**Brief:**
Exclude the pictures, then copy all remaining records exactly.

**Dataset entries:**
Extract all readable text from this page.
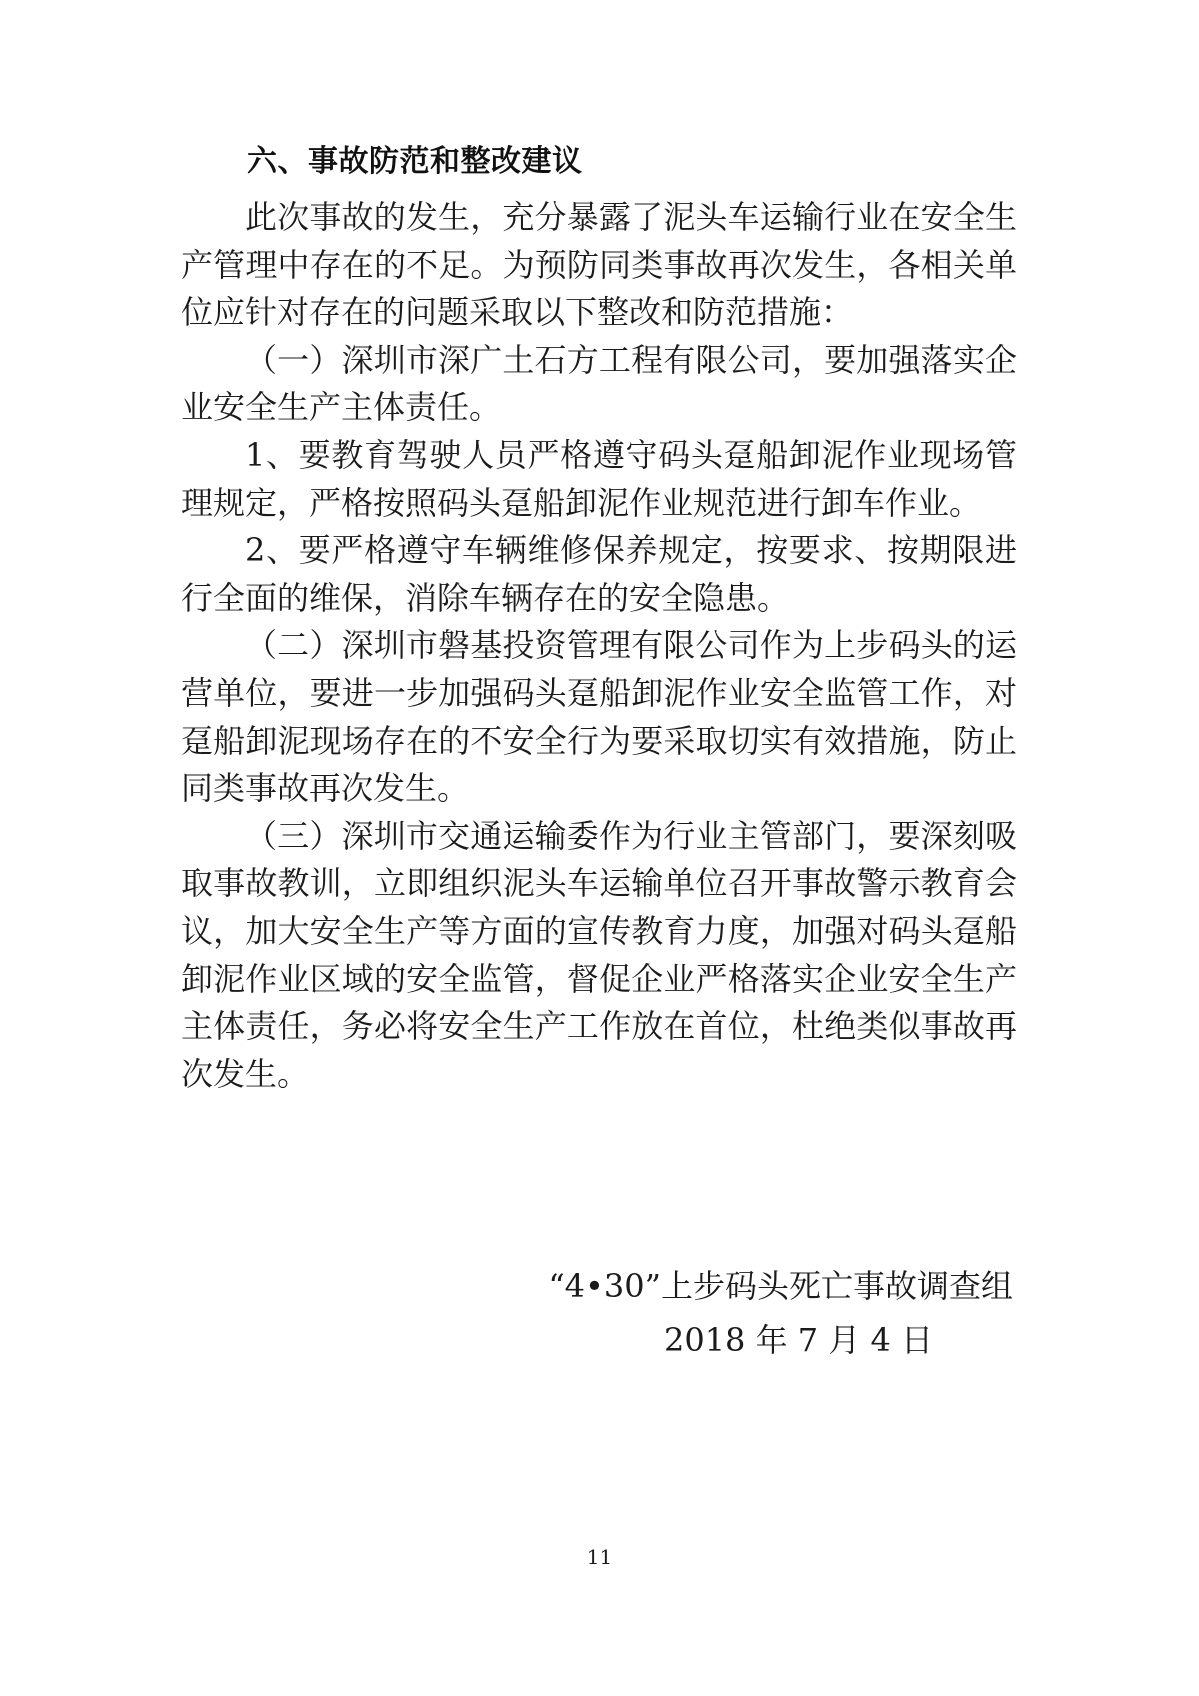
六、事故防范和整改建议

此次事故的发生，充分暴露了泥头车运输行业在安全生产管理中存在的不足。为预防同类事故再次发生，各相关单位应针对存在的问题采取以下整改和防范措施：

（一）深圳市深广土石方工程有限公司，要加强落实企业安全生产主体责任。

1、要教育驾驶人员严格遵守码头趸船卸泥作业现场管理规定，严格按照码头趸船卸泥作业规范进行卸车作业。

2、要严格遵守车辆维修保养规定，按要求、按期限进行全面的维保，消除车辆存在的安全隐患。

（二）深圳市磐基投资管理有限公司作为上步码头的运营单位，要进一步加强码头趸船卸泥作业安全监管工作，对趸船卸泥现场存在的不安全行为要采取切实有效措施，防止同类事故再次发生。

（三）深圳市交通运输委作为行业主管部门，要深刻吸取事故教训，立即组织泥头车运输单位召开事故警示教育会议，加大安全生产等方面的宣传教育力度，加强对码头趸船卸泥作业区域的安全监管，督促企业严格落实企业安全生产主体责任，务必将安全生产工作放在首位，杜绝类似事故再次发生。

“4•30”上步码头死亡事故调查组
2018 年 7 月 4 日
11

**Exercise result:**
Extract all readable text from this page.
六、事故防范和整改建议

此次事故的发生，充分暴露了泥头车运输行业在安全生产管理中存在的不足。为预防同类事故再次发生，各相关单位应针对存在的问题采取以下整改和防范措施：

（一）深圳市深广土石方工程有限公司，要加强落实企业安全生产主体责任。

1、要教育驾驶人员严格遵守码头趸船卸泥作业现场管理规定，严格按照码头趸船卸泥作业规范进行卸车作业。

2、要严格遵守车辆维修保养规定，按要求、按期限进行全面的维保，消除车辆存在的安全隐患。

（二）深圳市磐基投资管理有限公司作为上步码头的运营单位，要进一步加强码头趸船卸泥作业安全监管工作，对趸船卸泥现场存在的不安全行为要采取切实有效措施，防止同类事故再次发生。

（三）深圳市交通运输委作为行业主管部门，要深刻吸取事故教训，立即组织泥头车运输单位召开事故警示教育会议，加大安全生产等方面的宣传教育力度，加强对码头趸船卸泥作业区域的安全监管，督促企业严格落实企业安全生产主体责任，务必将安全生产工作放在首位，杜绝类似事故再次发生。

“4•30”上步码头死亡事故调查组
2018 年 7 月 4 日
11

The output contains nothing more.